**WHAT TO DO:** Find and return each line containing "performance".

(Some records)
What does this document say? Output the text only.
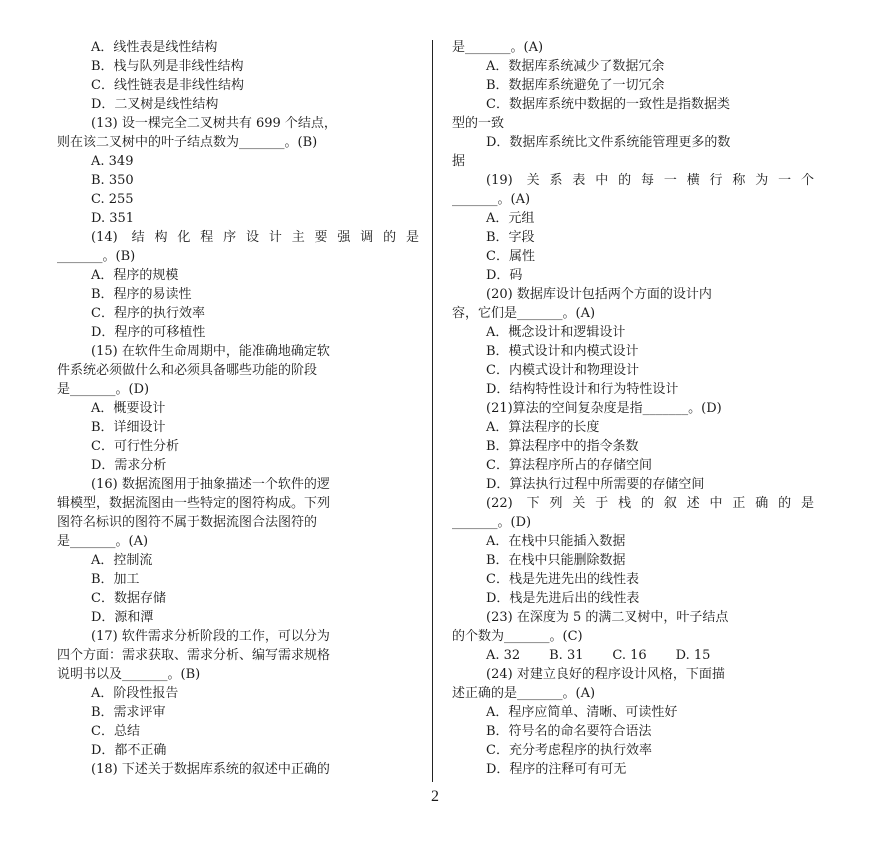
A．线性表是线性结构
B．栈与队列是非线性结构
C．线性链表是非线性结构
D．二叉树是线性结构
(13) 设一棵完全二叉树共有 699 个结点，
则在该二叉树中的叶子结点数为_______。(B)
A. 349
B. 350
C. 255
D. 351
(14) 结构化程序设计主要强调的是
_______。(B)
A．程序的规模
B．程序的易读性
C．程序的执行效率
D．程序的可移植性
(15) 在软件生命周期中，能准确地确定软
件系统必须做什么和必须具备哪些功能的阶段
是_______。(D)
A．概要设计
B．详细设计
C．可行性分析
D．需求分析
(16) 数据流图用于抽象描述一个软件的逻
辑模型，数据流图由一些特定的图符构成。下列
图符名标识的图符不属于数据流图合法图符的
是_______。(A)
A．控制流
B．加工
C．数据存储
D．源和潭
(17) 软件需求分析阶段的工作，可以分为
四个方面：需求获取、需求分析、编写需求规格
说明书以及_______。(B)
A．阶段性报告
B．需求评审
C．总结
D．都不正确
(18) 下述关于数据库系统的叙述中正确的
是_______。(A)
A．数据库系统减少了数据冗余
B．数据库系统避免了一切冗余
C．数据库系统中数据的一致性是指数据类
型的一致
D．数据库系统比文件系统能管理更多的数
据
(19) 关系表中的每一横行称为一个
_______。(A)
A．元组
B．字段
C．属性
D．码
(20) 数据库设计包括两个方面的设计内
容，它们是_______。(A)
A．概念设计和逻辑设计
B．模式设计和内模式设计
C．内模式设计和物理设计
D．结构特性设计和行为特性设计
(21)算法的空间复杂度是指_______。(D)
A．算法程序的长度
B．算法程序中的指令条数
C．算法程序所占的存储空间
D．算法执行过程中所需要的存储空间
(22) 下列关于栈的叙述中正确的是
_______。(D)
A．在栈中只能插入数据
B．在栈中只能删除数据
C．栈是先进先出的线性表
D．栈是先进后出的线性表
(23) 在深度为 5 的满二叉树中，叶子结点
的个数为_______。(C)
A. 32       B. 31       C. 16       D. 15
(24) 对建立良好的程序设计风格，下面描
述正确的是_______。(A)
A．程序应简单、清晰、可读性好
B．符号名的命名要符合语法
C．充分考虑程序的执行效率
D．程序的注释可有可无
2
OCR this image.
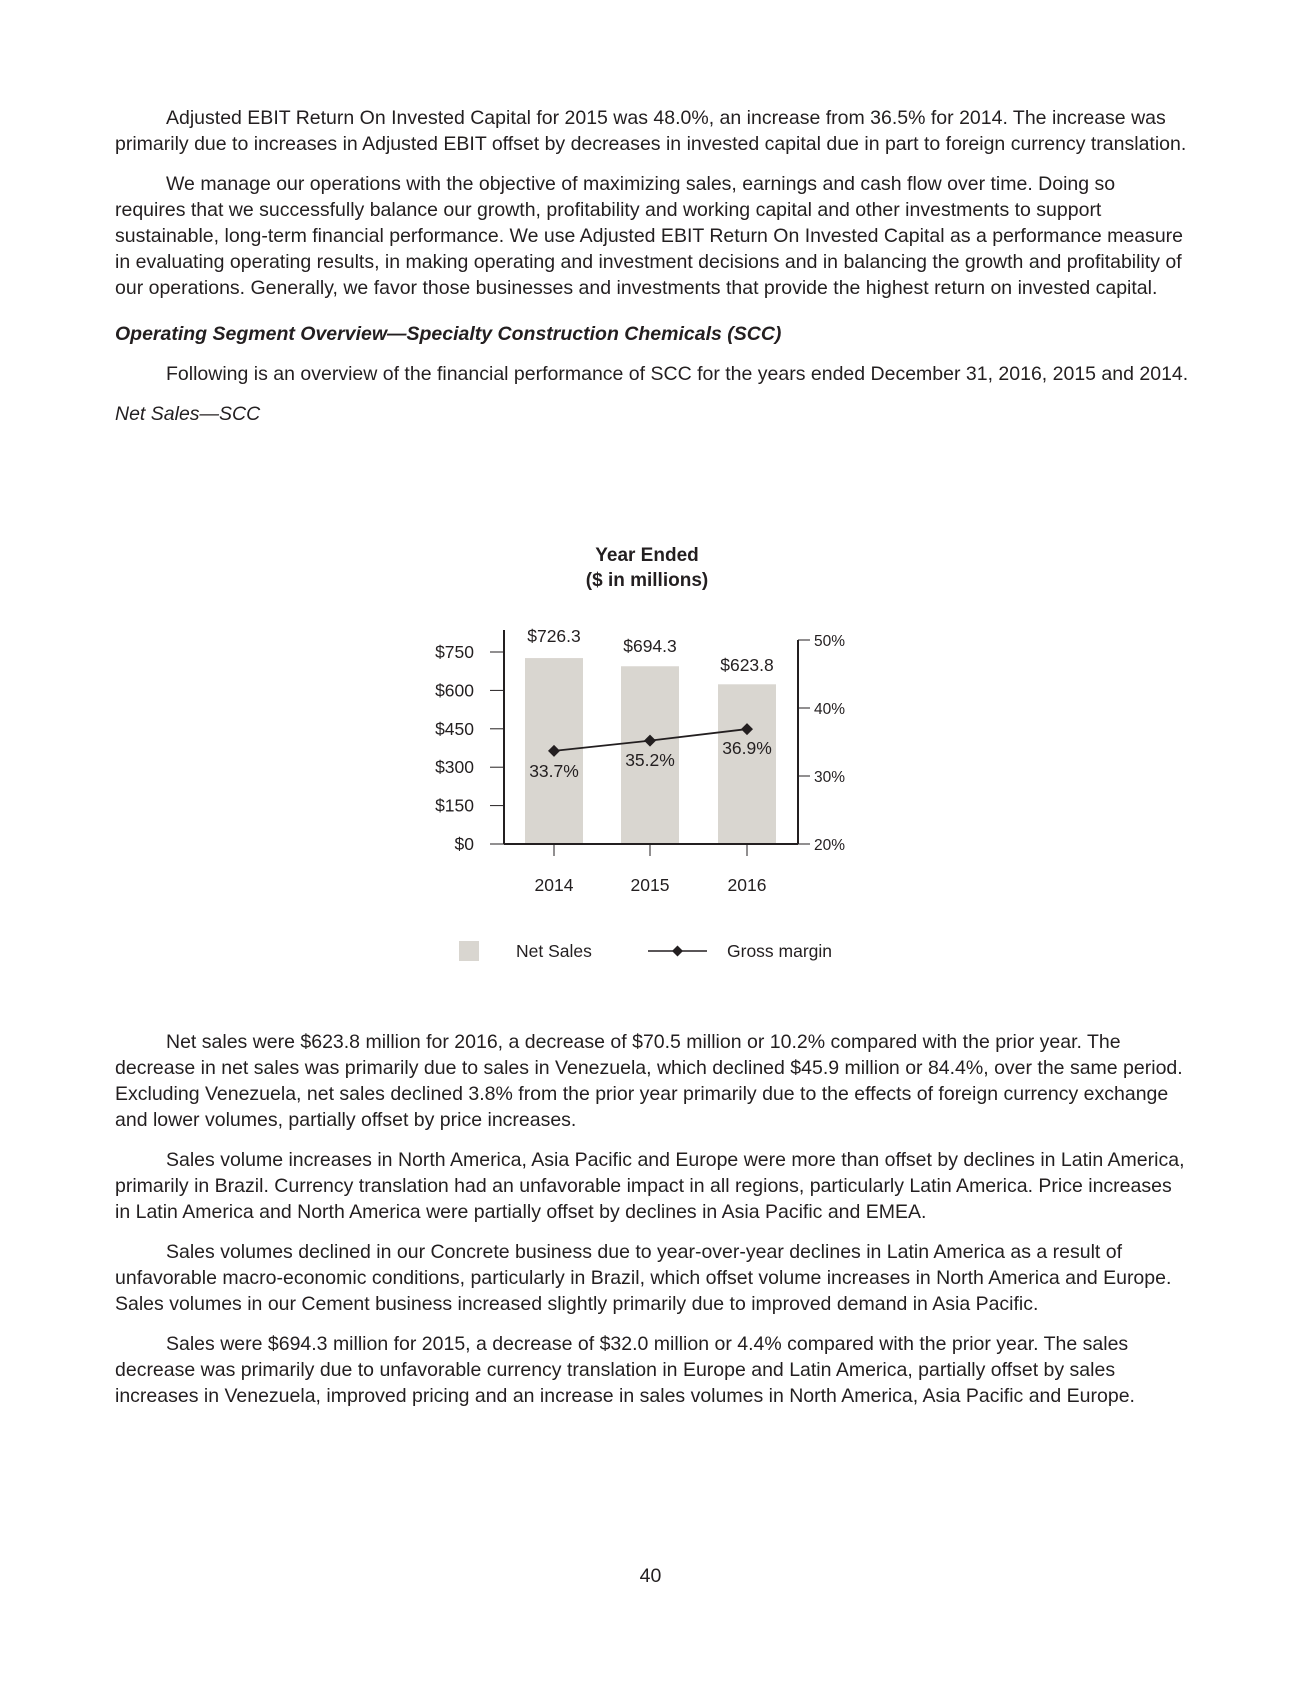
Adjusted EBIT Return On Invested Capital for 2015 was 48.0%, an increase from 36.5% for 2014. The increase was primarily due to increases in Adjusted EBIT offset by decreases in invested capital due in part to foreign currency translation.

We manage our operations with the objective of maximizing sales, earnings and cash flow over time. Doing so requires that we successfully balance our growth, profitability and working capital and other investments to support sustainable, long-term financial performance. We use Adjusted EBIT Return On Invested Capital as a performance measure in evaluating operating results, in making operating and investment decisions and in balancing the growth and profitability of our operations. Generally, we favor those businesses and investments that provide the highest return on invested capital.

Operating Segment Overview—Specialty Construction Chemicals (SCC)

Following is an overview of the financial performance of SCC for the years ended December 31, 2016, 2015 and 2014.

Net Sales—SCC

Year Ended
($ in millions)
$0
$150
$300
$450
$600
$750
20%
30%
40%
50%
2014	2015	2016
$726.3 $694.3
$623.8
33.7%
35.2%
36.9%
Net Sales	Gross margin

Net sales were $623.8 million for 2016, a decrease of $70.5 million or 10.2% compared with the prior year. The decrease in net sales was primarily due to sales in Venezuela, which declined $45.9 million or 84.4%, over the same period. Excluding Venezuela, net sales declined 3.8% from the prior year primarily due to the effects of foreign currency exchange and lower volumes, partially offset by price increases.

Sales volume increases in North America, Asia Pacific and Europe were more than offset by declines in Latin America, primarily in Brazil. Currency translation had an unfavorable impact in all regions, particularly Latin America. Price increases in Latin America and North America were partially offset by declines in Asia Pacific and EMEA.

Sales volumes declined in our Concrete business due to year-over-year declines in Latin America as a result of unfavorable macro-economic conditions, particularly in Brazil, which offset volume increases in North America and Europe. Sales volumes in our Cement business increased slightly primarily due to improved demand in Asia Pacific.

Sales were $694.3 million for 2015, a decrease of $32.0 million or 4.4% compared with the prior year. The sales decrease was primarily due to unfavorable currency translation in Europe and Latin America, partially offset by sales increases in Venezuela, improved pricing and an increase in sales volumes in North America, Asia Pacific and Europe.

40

**TASK OUTPUT:**
We manage our operations with the objective of maximizing sales, earnings and cash flow over time. Doing so requires that we successfully balance our growth, profitability and working capital and other investments to support sustainable, long-term financial performance. We use Adjusted EBIT Return On Invested Capital as a performance measure in evaluating operating results, in making operating and investment decisions and in balancing the growth and profitability of our operations. Generally, we favor those businesses and investments that provide the highest return on invested capital.
Following is an overview of the financial performance of SCC for the years ended December 31, 2016, 2015 and 2014.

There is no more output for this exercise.